Problem description: What is the number of lines containing the word "were"? Give that number alone.

Items:
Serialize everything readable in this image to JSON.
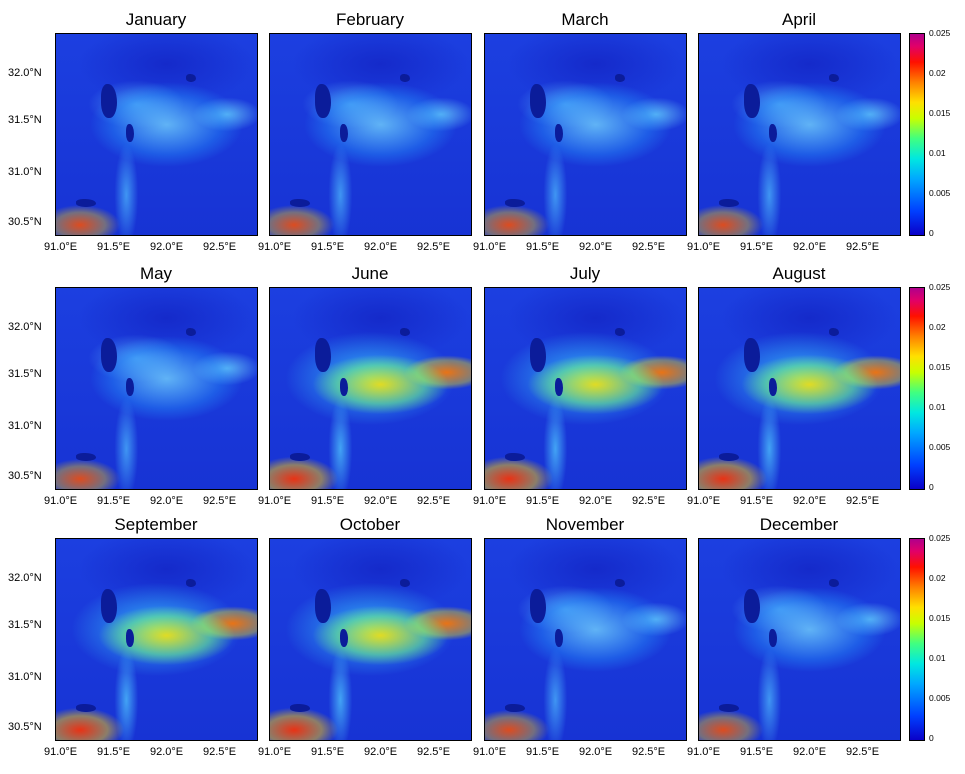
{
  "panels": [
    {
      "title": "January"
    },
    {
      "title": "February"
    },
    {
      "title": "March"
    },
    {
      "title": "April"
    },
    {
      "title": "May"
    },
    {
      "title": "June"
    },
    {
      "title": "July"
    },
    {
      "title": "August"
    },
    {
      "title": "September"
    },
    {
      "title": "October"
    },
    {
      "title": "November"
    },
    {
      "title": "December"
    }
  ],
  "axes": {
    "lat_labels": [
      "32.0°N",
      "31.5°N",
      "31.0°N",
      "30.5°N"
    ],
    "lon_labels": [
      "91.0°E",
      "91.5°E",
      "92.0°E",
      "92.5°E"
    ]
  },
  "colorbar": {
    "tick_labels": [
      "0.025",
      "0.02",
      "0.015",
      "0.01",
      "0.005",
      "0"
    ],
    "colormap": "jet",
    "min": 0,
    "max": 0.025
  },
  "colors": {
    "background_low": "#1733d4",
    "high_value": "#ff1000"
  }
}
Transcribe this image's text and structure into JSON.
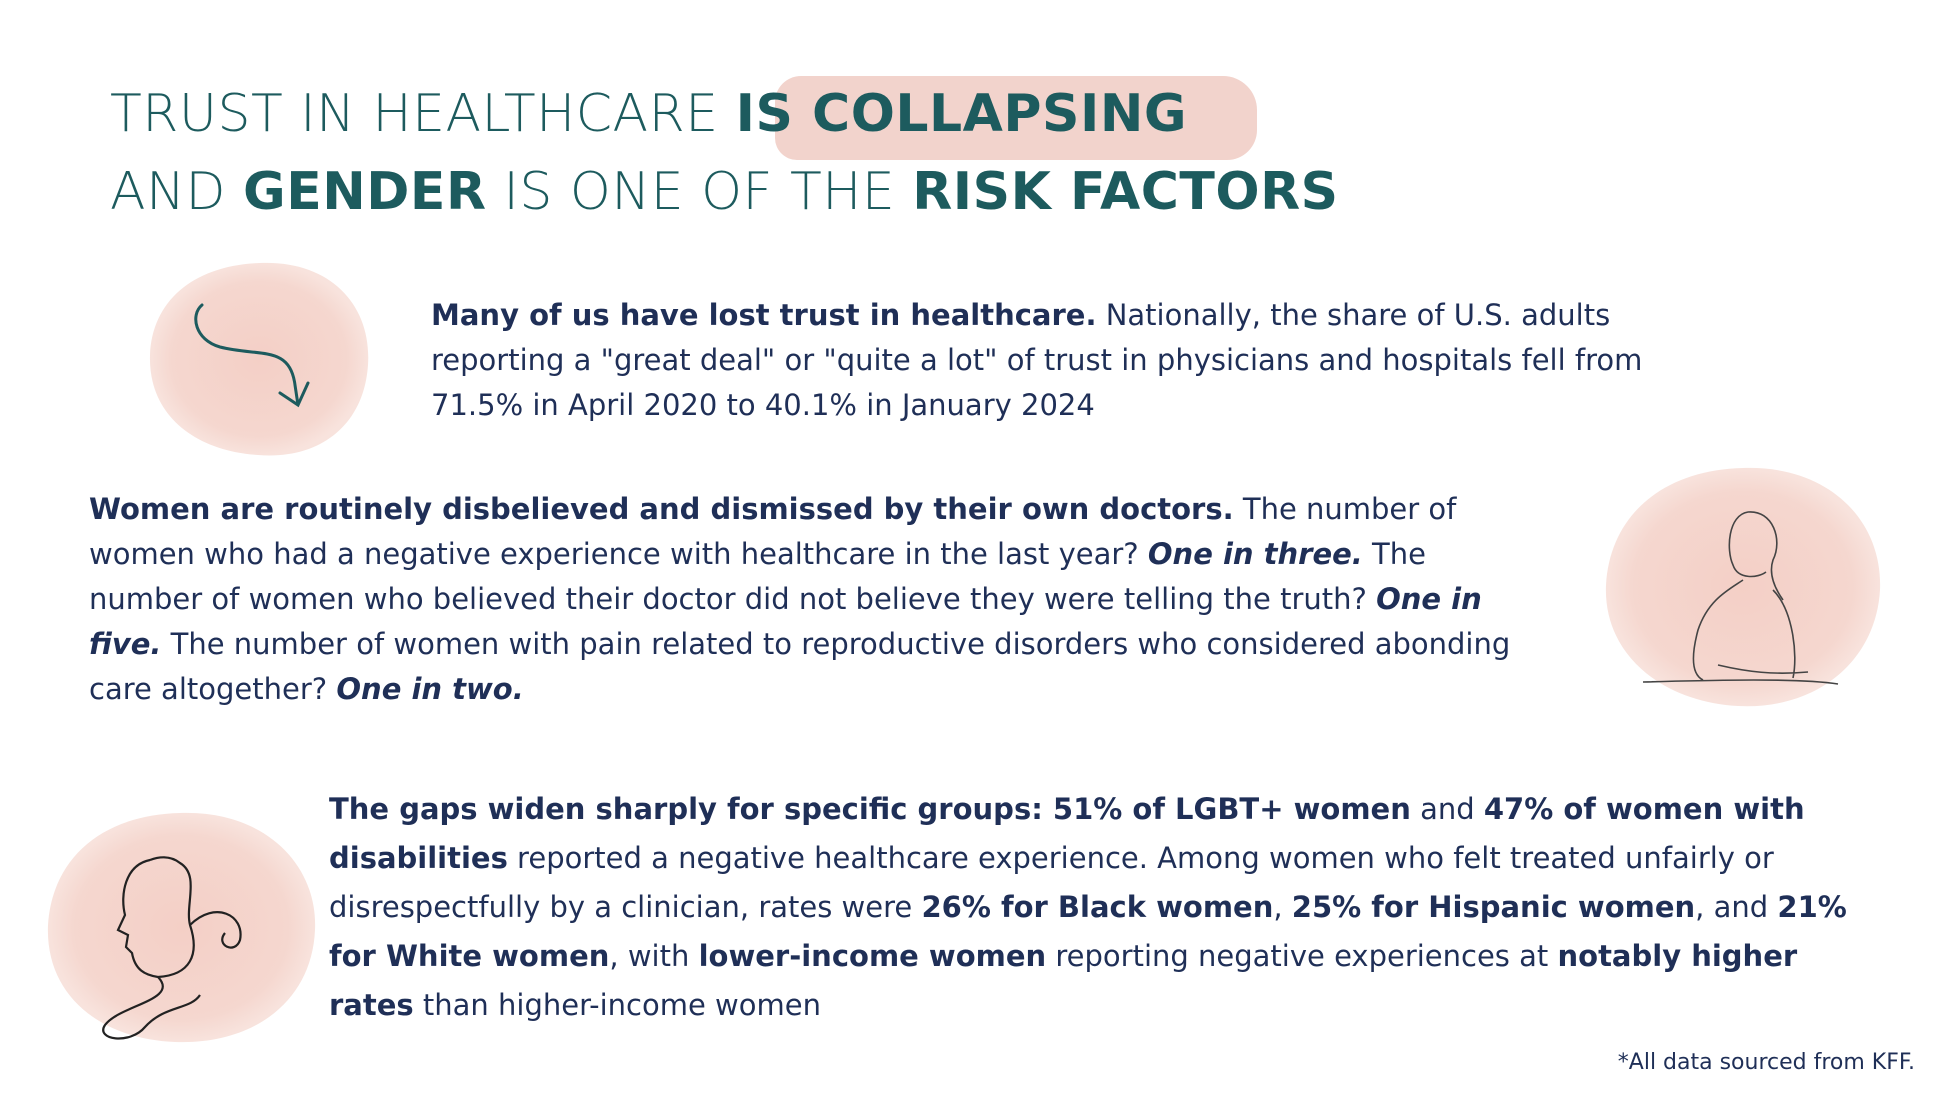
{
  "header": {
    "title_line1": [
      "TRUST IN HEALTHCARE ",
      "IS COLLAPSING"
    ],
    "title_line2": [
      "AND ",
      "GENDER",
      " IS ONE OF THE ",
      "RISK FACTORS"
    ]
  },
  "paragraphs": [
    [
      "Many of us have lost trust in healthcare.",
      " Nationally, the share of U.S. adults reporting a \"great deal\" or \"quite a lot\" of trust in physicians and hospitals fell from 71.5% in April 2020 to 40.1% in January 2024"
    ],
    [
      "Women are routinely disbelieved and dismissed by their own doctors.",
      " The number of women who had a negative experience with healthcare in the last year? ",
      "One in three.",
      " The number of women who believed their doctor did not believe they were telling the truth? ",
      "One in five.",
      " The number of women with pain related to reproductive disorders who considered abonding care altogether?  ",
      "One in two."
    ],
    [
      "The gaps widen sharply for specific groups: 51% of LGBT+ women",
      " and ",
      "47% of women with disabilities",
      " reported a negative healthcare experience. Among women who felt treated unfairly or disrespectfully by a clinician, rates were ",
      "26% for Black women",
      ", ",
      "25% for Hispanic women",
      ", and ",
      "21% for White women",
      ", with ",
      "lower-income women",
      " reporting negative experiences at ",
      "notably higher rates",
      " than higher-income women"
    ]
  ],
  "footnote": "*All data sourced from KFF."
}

Result: 2